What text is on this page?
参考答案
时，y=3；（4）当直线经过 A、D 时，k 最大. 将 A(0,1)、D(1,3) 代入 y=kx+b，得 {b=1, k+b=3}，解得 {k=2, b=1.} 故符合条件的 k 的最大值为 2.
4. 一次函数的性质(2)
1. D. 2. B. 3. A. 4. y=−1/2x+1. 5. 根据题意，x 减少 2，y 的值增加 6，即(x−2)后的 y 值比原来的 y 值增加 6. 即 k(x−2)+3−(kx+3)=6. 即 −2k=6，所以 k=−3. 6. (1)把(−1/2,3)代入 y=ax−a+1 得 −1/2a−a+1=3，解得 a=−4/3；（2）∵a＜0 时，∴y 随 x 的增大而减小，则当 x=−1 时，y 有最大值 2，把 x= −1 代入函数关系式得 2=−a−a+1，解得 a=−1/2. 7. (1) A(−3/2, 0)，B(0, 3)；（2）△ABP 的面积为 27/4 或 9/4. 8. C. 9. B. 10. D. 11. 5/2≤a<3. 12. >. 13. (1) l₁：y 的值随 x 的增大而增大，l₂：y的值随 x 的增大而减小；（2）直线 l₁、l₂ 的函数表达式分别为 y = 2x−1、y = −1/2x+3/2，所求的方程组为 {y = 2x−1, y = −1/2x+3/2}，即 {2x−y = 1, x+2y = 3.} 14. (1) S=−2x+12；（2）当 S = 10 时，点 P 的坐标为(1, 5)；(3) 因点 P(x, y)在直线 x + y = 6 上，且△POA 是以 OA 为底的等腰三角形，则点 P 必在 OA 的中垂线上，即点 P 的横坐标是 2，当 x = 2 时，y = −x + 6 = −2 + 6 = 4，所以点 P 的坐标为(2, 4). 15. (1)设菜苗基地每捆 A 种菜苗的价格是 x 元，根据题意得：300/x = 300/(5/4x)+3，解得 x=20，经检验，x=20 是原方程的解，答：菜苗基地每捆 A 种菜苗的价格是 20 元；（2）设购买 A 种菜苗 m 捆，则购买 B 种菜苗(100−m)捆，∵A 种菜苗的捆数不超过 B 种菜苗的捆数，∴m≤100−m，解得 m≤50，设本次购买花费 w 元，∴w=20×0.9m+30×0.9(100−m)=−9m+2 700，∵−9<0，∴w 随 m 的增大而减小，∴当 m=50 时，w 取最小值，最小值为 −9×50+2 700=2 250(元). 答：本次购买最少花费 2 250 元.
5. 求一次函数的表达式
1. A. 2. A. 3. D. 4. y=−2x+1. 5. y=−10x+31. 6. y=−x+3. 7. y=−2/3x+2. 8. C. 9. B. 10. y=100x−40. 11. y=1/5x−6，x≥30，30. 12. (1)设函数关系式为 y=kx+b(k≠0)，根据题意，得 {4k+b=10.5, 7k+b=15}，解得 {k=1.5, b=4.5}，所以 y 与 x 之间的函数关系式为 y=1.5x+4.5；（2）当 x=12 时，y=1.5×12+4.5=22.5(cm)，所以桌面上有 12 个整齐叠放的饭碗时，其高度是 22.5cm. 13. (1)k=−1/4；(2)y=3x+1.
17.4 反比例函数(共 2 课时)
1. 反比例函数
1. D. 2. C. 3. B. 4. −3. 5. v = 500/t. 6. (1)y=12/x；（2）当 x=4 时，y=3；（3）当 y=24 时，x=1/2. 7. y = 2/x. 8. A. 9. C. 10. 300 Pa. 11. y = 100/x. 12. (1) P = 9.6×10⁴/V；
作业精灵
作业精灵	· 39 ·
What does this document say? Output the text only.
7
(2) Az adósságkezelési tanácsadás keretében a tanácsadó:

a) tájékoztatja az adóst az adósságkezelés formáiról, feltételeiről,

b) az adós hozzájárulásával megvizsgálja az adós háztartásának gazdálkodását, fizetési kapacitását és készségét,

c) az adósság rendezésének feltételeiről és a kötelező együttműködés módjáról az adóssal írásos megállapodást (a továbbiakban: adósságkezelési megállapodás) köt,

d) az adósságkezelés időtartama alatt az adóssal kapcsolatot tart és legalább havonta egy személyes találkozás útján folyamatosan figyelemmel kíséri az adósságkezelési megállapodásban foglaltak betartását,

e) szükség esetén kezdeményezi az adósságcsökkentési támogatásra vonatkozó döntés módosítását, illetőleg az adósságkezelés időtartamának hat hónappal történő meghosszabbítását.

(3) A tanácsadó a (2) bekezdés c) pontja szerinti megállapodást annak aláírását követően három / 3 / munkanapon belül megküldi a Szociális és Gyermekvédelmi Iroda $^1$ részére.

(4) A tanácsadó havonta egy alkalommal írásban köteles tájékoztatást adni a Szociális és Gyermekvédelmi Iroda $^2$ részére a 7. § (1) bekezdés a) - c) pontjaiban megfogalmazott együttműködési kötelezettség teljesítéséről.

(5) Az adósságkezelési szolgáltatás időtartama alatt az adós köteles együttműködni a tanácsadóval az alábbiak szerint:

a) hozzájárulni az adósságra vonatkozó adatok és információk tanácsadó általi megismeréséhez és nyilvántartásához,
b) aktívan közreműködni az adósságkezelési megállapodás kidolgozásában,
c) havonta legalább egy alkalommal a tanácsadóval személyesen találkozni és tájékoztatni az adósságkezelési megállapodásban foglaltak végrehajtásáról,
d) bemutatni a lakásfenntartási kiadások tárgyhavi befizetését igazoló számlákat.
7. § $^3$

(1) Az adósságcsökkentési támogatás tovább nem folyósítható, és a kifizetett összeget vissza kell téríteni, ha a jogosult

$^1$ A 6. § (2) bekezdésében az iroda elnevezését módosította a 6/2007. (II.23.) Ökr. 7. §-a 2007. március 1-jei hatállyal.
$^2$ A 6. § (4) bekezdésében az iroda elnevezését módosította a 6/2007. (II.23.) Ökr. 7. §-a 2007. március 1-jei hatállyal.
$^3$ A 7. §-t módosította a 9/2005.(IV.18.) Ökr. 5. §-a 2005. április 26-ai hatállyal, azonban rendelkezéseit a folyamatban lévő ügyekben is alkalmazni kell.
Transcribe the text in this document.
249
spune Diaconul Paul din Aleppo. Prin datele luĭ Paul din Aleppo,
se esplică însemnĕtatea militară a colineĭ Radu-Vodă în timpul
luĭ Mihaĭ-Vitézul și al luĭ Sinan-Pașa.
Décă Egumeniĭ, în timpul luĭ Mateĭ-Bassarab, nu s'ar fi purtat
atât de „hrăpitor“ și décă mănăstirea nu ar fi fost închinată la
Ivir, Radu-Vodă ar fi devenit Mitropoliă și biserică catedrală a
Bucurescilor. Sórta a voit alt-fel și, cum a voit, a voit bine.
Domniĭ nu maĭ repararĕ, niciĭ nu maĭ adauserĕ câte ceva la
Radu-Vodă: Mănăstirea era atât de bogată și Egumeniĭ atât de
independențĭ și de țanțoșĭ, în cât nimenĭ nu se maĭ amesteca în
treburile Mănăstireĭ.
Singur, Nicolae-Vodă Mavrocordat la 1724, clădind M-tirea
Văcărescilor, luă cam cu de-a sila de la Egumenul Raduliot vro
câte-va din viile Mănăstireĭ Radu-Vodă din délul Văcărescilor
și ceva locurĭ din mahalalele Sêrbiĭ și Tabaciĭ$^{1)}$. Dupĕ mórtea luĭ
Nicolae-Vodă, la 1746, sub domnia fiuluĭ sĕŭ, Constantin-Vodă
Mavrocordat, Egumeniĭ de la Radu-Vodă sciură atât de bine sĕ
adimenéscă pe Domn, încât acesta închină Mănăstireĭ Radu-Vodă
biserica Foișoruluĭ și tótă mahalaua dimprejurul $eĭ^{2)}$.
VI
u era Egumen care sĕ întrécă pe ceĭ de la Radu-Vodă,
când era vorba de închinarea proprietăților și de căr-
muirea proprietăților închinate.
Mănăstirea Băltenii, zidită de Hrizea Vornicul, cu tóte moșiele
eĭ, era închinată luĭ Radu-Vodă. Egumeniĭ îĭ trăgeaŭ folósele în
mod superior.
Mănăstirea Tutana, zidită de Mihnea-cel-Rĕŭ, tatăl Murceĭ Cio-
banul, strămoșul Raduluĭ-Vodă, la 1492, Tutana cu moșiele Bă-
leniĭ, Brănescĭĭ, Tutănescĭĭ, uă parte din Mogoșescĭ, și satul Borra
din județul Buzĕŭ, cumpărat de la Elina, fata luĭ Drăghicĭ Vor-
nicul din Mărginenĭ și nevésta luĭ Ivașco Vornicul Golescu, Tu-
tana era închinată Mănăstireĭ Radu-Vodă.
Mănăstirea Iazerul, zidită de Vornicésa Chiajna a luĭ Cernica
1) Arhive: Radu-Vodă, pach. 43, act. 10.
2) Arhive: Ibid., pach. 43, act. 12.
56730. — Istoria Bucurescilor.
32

Challenge: Where does the word "megállapodásban" appear in the listing? List each line that holds it.

Answer below:
d) az adósságkezelés időtartama alatt az adóssal kapcsolatot tart és legalább havonta egy személyes találkozás útján folyamatosan figyelemmel kíséri az adósságkezelési megállapodásban foglaltak betartását,
c) havonta legalább egy alkalommal a tanácsadóval személyesen találkozni és tájékoztatni az adósságkezelési megállapodásban foglaltak végrehajtásáról,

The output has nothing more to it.